Find how many lines in the material hold the word "screenshot", then state that number and nothing more.
— start Information shown —
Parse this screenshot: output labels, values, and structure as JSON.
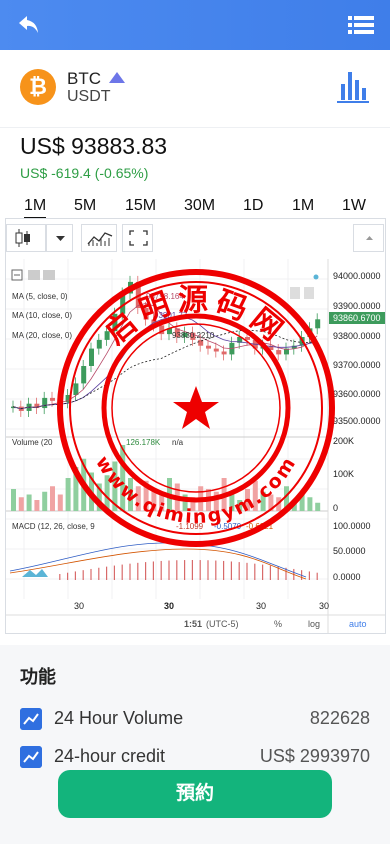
{
  "header": {
    "back_icon": "back-arrow-icon",
    "menu_icon": "list-menu-icon"
  },
  "pair": {
    "coin_symbol": "₿",
    "base": "BTC",
    "quote": "USDT",
    "coin_color": "#f7931a"
  },
  "ticker": {
    "price": "US$ 93883.83",
    "change": "US$ -619.4 (-0.65%)"
  },
  "intervals": [
    "1M",
    "5M",
    "15M",
    "30M",
    "1D",
    "1M",
    "1W"
  ],
  "chart": {
    "indicators": [
      "MA (5, close, 0)",
      "MA (10, close, 0)",
      "MA (20, close, 0)"
    ],
    "price_axis": [
      "94000.0000",
      "93900.0000",
      "93800.0000",
      "93700.0000",
      "93600.0000",
      "93500.0000"
    ],
    "current_price": "93860.6700",
    "ma_values": [
      "93798.164",
      "93801.77",
      "93830.2210"
    ],
    "volume_label": "Volume (20",
    "volume_value": "126.178K",
    "volume_na": "n/a",
    "volume_axis": [
      "200K",
      "100K",
      "0"
    ],
    "macd_label": "MACD (12, 26, close, 9",
    "macd_values": [
      "-1.1099",
      "-0.5070",
      "-0.6021"
    ],
    "macd_axis": [
      "100.0000",
      "50.0000",
      "0.0000"
    ],
    "x_ticks": [
      "30",
      "30",
      "30",
      "30",
      "30"
    ],
    "time_label": "1:51",
    "timezone": "(UTC-5)",
    "percent_label": "%",
    "log_label": "log",
    "auto_label": "auto"
  },
  "stamp": {
    "name": "启明源码网",
    "url": "www.qimingym.com"
  },
  "features": {
    "title": "功能",
    "rows": [
      {
        "label": "24 Hour Volume",
        "value": "822628"
      },
      {
        "label": "24-hour credit",
        "value": "US$ 2993970"
      }
    ]
  },
  "order_button": "預約"
}
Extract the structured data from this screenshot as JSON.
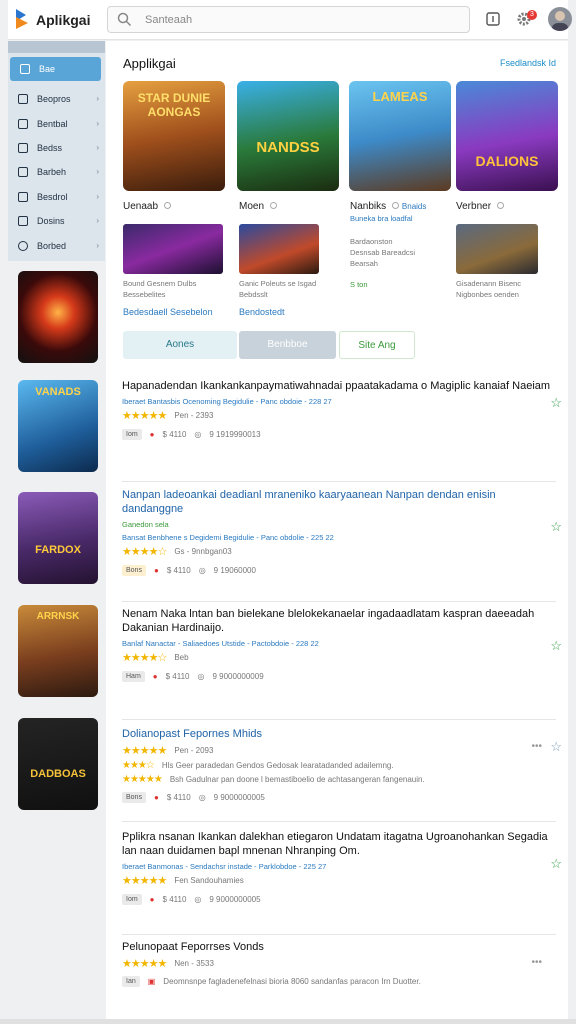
{
  "app": {
    "title": "Aplikgai"
  },
  "search": {
    "placeholder": "Santeaah"
  },
  "notifications": {
    "count": "3"
  },
  "sidebar": {
    "items": [
      {
        "label": "Bae",
        "active": true
      },
      {
        "label": "Beopros"
      },
      {
        "label": "Bentbal"
      },
      {
        "label": "Bedss"
      },
      {
        "label": "Barbeh"
      },
      {
        "label": "Besdrol"
      },
      {
        "label": "Dosins"
      },
      {
        "label": "Borbed"
      }
    ]
  },
  "section": {
    "title": "Applikgai",
    "link": "Fsedlandsk Id"
  },
  "featured": [
    {
      "art": "STAR DUNIE AONGAS",
      "name": "Uenaab"
    },
    {
      "art": "NANDSS",
      "name": "Moen"
    },
    {
      "art": "LAMEAS",
      "name": "Nanbiks",
      "extra": "Bnaids"
    },
    {
      "art": "DALIONS",
      "name": "Verbner"
    }
  ],
  "featured_sub": {
    "nanbiks_line": "Buneka bra loadfal",
    "row2": [
      {
        "lines": [
          "Bound Gesnem Dulbs",
          "Bessebelites"
        ]
      },
      {
        "lines": [
          "Ganic Poleuts se Isgad",
          "Bebdsslt"
        ]
      },
      {
        "lines": [
          "Bardaonston",
          "Desnsab Bareadcsi",
          "Bearsah"
        ],
        "extra": "S ton"
      },
      {
        "lines": [
          "Gisadenann Bisenc",
          "Nigbonbes oenden"
        ]
      }
    ],
    "links": [
      "Bedesdaell Sesebelon",
      "Bendostedt"
    ]
  },
  "tabs": [
    "Aones",
    "Benbboe",
    "Site Ang"
  ],
  "items": [
    {
      "title": "Hapanadendan Ikankankanpaymatiwahnadai ppaatakadama o Magiplic kanaiaf Naeiam",
      "meta": "Iberaet Bantasbis Ocenoming Begidulie - Panc obdoie - 228 27",
      "stars": "★★★★★",
      "rating_text": "Pen - 2393",
      "tag": "Iom",
      "price": "$ 4110",
      "views": "9 1919990013"
    },
    {
      "title": "Nanpan ladeoankai deadianl mraneniko kaaryaanean Nanpan dendan enisin dandanggne",
      "ttl_extra": "Ganedon sela",
      "meta": "Bansat Benbhene s Degidemi Begidulie - Panc obdolie - 225 22",
      "stars": "★★★★☆",
      "rating_text": "Gs - 9nnbgan03",
      "tag": "Bons",
      "price": "$ 4110",
      "views": "9 19060000"
    },
    {
      "title": "Nenam Naka lntan ban bielekane blelokekanaelar ingadaadlatam kaspran daeeadah Dakanian Hardinaijo.",
      "meta": "Banlaf Nanactar - Saliaedoes Utstide - Pactobdoie - 228 22",
      "stars": "★★★★☆",
      "rating_text": "Beb",
      "tag": "Ham",
      "price": "$ 4110",
      "views": "9 9000000009"
    },
    {
      "title": "Dolianopast Fepornes Mhids",
      "meta": "",
      "stars": "★★★★★",
      "rating_text": "Pen - 2093",
      "line2": "Hls Geer paradedan Gendos Gedosak Iearatadanded adailemng.",
      "line3": "Bsh Gadulnar pan doone l bemastiboelio de achtasangeran fangenauin.",
      "tag": "Bons",
      "price": "$ 4110",
      "views": "9 9000000005"
    },
    {
      "title": "Pplikra nsanan Ikankan dalekhan etiegaron Undatam itagatna Ugroanohankan Segadia lan naan duidamen bapl mnenan Nhranping Om.",
      "meta": "Iberaet Banmonas - Sendachsr instade - Parklobdoe - 225 27",
      "stars": "★★★★★",
      "rating_text": "Fen Sandouhamies",
      "tag": "Iom",
      "price": "$ 4110",
      "views": "9 9000000005"
    },
    {
      "title": "Pelunopaat Feporrses Vonds",
      "meta": "",
      "stars": "★★★★★",
      "rating_text": "Nen - 3533",
      "line3": "Deomnsnpe fagladenefelnasi bioria 8060 sandanfas paracon Irn Duotter.",
      "tag": "Ian"
    }
  ],
  "colors": {
    "accent": "#1a8cc8",
    "sidebar_active": "#5aa5d8",
    "star": "#f2b600"
  }
}
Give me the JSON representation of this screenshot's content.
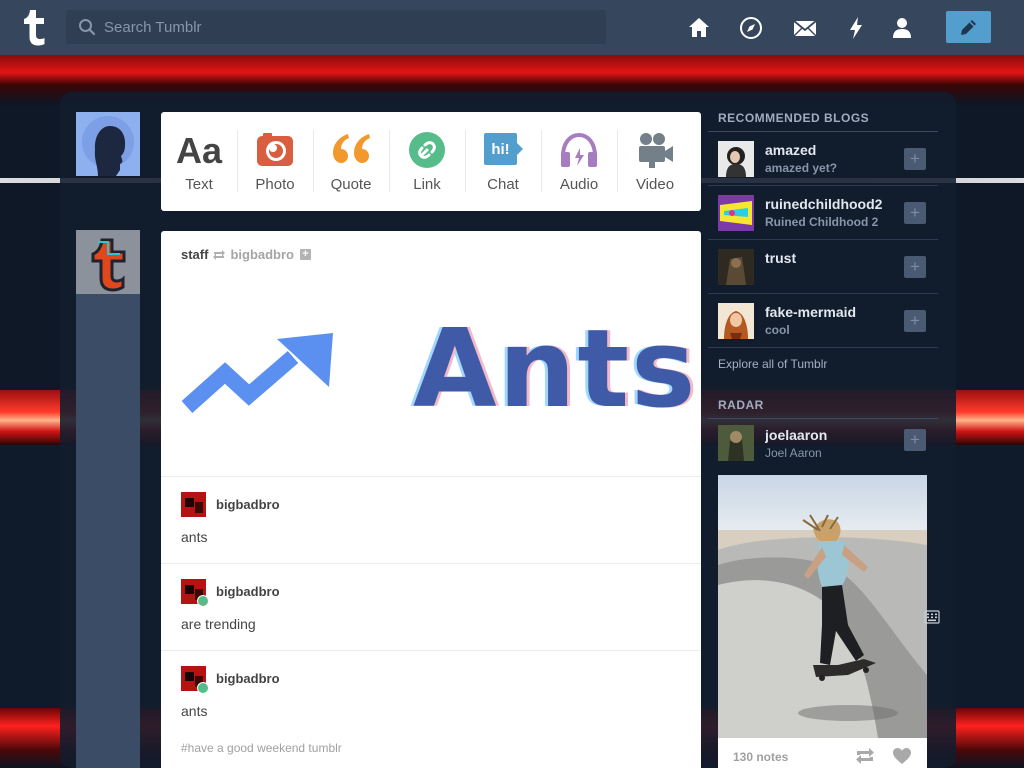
{
  "search": {
    "placeholder": "Search Tumblr"
  },
  "nav": {
    "home": "home-icon",
    "explore": "compass-icon",
    "inbox": "mail-icon",
    "activity": "lightning-icon",
    "account": "person-icon",
    "compose": "pencil-icon"
  },
  "post_types": [
    {
      "label": "Text",
      "icon": "text-icon",
      "color": "#444444"
    },
    {
      "label": "Photo",
      "icon": "camera-icon",
      "color": "#d95e40"
    },
    {
      "label": "Quote",
      "icon": "quote-icon",
      "color": "#f2992e"
    },
    {
      "label": "Link",
      "icon": "link-icon",
      "color": "#56bc8a"
    },
    {
      "label": "Chat",
      "icon": "chat-icon",
      "color": "#529ecc"
    },
    {
      "label": "Audio",
      "icon": "headphones-icon",
      "color": "#a77dc2"
    },
    {
      "label": "Video",
      "icon": "video-camera-icon",
      "color": "#748089"
    }
  ],
  "chat_icon_text": "hi!",
  "post": {
    "author": "staff",
    "reblogged_from": "bigbadbro",
    "hero_text": "Ants",
    "entries": [
      {
        "name": "bigbadbro",
        "text": "ants"
      },
      {
        "name": "bigbadbro",
        "text": "are trending"
      },
      {
        "name": "bigbadbro",
        "text": "ants"
      }
    ],
    "tags": "#have a good weekend tumblr"
  },
  "sidebar": {
    "recommended_title": "RECOMMENDED BLOGS",
    "blogs": [
      {
        "name": "amazed",
        "subtitle": "amazed yet?"
      },
      {
        "name": "ruinedchildhood2",
        "subtitle": "Ruined Childhood 2"
      },
      {
        "name": "trust",
        "subtitle": ""
      },
      {
        "name": "fake-mermaid",
        "subtitle": "cool"
      }
    ],
    "explore_link": "Explore all of Tumblr",
    "radar_title": "RADAR",
    "radar": {
      "name": "joelaaron",
      "subtitle": "Joel Aaron",
      "notes": "130 notes"
    }
  },
  "colors": {
    "topbar": "#36465d",
    "compose": "#529ecc",
    "sidebar_text": "#a1adbf"
  }
}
— end Information shown —
■ **Worked solution**: 3